== Task objective ==
All the data below should be printed again without a single difference.

== Data ==
*** Block opens ***
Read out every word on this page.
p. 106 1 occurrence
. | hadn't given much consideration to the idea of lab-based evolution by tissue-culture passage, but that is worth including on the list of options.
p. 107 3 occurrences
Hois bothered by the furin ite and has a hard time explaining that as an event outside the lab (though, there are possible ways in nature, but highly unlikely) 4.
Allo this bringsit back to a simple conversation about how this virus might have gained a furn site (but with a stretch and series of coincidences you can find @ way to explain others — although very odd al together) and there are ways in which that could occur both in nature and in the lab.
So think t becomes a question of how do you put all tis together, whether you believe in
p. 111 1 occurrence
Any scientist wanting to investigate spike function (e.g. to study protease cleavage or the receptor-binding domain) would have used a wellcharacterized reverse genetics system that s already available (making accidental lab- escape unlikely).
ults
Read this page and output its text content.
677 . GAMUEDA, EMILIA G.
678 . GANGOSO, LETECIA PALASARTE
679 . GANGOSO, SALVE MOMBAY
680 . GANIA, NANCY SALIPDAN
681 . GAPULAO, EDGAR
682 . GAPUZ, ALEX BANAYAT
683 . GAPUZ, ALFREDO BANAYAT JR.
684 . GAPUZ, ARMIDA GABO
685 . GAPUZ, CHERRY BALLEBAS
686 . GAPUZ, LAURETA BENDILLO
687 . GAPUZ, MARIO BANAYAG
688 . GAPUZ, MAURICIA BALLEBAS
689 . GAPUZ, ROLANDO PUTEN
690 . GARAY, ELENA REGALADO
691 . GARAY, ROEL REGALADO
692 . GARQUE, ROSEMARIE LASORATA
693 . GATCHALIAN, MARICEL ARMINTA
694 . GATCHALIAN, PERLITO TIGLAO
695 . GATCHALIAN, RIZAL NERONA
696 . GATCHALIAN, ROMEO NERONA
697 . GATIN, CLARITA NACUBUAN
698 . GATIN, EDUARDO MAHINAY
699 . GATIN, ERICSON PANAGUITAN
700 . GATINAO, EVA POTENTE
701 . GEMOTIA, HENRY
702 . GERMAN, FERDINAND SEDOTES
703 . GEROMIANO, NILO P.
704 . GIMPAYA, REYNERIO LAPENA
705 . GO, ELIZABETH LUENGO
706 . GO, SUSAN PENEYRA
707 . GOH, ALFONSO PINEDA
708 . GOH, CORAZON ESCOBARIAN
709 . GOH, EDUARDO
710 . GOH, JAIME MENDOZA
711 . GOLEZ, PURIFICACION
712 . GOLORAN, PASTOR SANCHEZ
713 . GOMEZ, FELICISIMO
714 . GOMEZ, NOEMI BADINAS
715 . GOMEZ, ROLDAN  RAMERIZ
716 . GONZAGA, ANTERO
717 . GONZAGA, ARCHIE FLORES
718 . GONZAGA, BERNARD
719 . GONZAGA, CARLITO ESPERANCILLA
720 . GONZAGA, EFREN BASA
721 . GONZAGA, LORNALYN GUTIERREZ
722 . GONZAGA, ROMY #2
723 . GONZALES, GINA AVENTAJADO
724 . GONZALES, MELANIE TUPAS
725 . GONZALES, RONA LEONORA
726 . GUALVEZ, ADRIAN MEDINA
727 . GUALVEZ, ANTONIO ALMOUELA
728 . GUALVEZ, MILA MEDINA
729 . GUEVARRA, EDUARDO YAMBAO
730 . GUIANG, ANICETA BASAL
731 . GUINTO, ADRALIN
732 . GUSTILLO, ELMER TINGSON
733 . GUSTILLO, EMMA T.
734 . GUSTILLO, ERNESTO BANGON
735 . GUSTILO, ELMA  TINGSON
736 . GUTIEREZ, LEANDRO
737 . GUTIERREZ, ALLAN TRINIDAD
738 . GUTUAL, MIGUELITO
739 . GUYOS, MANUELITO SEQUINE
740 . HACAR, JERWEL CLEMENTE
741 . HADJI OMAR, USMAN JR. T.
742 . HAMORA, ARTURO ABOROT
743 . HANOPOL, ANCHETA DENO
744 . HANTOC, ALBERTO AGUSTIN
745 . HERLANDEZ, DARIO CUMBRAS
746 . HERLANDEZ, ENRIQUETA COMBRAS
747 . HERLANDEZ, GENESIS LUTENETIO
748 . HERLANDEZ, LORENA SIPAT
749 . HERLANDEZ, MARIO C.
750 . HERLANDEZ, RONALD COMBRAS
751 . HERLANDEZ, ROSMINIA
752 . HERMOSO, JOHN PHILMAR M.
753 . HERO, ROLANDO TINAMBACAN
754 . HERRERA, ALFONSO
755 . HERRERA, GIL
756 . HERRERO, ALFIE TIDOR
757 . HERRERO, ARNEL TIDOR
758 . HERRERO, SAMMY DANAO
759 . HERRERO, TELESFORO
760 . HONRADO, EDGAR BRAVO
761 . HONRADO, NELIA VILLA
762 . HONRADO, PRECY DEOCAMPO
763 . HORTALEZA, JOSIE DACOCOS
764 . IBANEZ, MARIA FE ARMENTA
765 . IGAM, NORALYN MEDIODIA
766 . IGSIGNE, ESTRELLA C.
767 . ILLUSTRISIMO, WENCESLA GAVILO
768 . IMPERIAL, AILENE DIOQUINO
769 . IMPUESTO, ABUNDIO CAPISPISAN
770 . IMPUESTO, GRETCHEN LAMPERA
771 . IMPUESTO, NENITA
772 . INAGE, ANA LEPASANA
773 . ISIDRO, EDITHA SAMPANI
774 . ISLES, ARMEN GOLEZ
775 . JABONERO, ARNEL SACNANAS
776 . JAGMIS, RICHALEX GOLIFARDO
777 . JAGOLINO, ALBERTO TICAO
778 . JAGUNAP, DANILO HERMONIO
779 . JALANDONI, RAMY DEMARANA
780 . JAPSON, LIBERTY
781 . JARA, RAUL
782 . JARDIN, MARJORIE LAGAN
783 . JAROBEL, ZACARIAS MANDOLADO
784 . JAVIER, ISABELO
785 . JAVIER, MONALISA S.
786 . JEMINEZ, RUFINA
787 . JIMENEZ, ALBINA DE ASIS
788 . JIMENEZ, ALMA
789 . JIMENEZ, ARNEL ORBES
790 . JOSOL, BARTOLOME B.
*** Block closes ***
== Response to this exercise ==
Read out every word on this page.
p. 106 1 occurrence
. | hadn't given much consideration to the idea of lab-based evolution by tissue-culture passage, but that is worth including on the list of options.
p. 107 3 occurrences
Hois bothered by the furin ite and has a hard time explaining that as an event outside the lab (though, there are possible ways in nature, but highly unlikely) 4.
Allo this bringsit back to a simple conversation about how this virus might have gained a furn site (but with a stretch and series of coincidences you can find @ way to explain others — although very odd al together) and there are ways in which that could occur both in nature and in the lab.
So think t becomes a question of how do you put all tis together, whether you believe in
p. 111 1 occurrence
Any scientist wanting to investigate spike function (e.g. to study protease cleavage or the receptor-binding domain) would have used a wellcharacterized reverse genetics system that s already available (making accidental lab- escape unlikely).
ults
Read this page and output its text content.
677 . GAMUEDA, EMILIA G.
678 . GANGOSO, LETECIA PALASARTE
679 . GANGOSO, SALVE MOMBAY
680 . GANIA, NANCY SALIPDAN
681 . GAPULAO, EDGAR
682 . GAPUZ, ALEX BANAYAT
683 . GAPUZ, ALFREDO BANAYAT JR.
684 . GAPUZ, ARMIDA GABO
685 . GAPUZ, CHERRY BALLEBAS
686 . GAPUZ, LAURETA BENDILLO
687 . GAPUZ, MARIO BANAYAG
688 . GAPUZ, MAURICIA BALLEBAS
689 . GAPUZ, ROLANDO PUTEN
690 . GARAY, ELENA REGALADO
691 . GARAY, ROEL REGALADO
692 . GARQUE, ROSEMARIE LASORATA
693 . GATCHALIAN, MARICEL ARMINTA
694 . GATCHALIAN, PERLITO TIGLAO
695 . GATCHALIAN, RIZAL NERONA
696 . GATCHALIAN, ROMEO NERONA
697 . GATIN, CLARITA NACUBUAN
698 . GATIN, EDUARDO MAHINAY
699 . GATIN, ERICSON PANAGUITAN
700 . GATINAO, EVA POTENTE
701 . GEMOTIA, HENRY
702 . GERMAN, FERDINAND SEDOTES
703 . GEROMIANO, NILO P.
704 . GIMPAYA, REYNERIO LAPENA
705 . GO, ELIZABETH LUENGO
706 . GO, SUSAN PENEYRA
707 . GOH, ALFONSO PINEDA
708 . GOH, CORAZON ESCOBARIAN
709 . GOH, EDUARDO
710 . GOH, JAIME MENDOZA
711 . GOLEZ, PURIFICACION
712 . GOLORAN, PASTOR SANCHEZ
713 . GOMEZ, FELICISIMO
714 . GOMEZ, NOEMI BADINAS
715 . GOMEZ, ROLDAN  RAMERIZ
716 . GONZAGA, ANTERO
717 . GONZAGA, ARCHIE FLORES
718 . GONZAGA, BERNARD
719 . GONZAGA, CARLITO ESPERANCILLA
720 . GONZAGA, EFREN BASA
721 . GONZAGA, LORNALYN GUTIERREZ
722 . GONZAGA, ROMY #2
723 . GONZALES, GINA AVENTAJADO
724 . GONZALES, MELANIE TUPAS
725 . GONZALES, RONA LEONORA
726 . GUALVEZ, ADRIAN MEDINA
727 . GUALVEZ, ANTONIO ALMOUELA
728 . GUALVEZ, MILA MEDINA
729 . GUEVARRA, EDUARDO YAMBAO
730 . GUIANG, ANICETA BASAL
731 . GUINTO, ADRALIN
732 . GUSTILLO, ELMER TINGSON
733 . GUSTILLO, EMMA T.
734 . GUSTILLO, ERNESTO BANGON
735 . GUSTILO, ELMA  TINGSON
736 . GUTIEREZ, LEANDRO
737 . GUTIERREZ, ALLAN TRINIDAD
738 . GUTUAL, MIGUELITO
739 . GUYOS, MANUELITO SEQUINE
740 . HACAR, JERWEL CLEMENTE
741 . HADJI OMAR, USMAN JR. T.
742 . HAMORA, ARTURO ABOROT
743 . HANOPOL, ANCHETA DENO
744 . HANTOC, ALBERTO AGUSTIN
745 . HERLANDEZ, DARIO CUMBRAS
746 . HERLANDEZ, ENRIQUETA COMBRAS
747 . HERLANDEZ, GENESIS LUTENETIO
748 . HERLANDEZ, LORENA SIPAT
749 . HERLANDEZ, MARIO C.
750 . HERLANDEZ, RONALD COMBRAS
751 . HERLANDEZ, ROSMINIA
752 . HERMOSO, JOHN PHILMAR M.
753 . HERO, ROLANDO TINAMBACAN
754 . HERRERA, ALFONSO
755 . HERRERA, GIL
756 . HERRERO, ALFIE TIDOR
757 . HERRERO, ARNEL TIDOR
758 . HERRERO, SAMMY DANAO
759 . HERRERO, TELESFORO
760 . HONRADO, EDGAR BRAVO
761 . HONRADO, NELIA VILLA
762 . HONRADO, PRECY DEOCAMPO
763 . HORTALEZA, JOSIE DACOCOS
764 . IBANEZ, MARIA FE ARMENTA
765 . IGAM, NORALYN MEDIODIA
766 . IGSIGNE, ESTRELLA C.
767 . ILLUSTRISIMO, WENCESLA GAVILO
768 . IMPERIAL, AILENE DIOQUINO
769 . IMPUESTO, ABUNDIO CAPISPISAN
770 . IMPUESTO, GRETCHEN LAMPERA
771 . IMPUESTO, NENITA
772 . INAGE, ANA LEPASANA
773 . ISIDRO, EDITHA SAMPANI
774 . ISLES, ARMEN GOLEZ
775 . JABONERO, ARNEL SACNANAS
776 . JAGMIS, RICHALEX GOLIFARDO
777 . JAGOLINO, ALBERTO TICAO
778 . JAGUNAP, DANILO HERMONIO
779 . JALANDONI, RAMY DEMARANA
780 . JAPSON, LIBERTY
781 . JARA, RAUL
782 . JARDIN, MARJORIE LAGAN
783 . JAROBEL, ZACARIAS MANDOLADO
784 . JAVIER, ISABELO
785 . JAVIER, MONALISA S.
786 . JEMINEZ, RUFINA
787 . JIMENEZ, ALBINA DE ASIS
788 . JIMENEZ, ALMA
789 . JIMENEZ, ARNEL ORBES
790 . JOSOL, BARTOLOME B.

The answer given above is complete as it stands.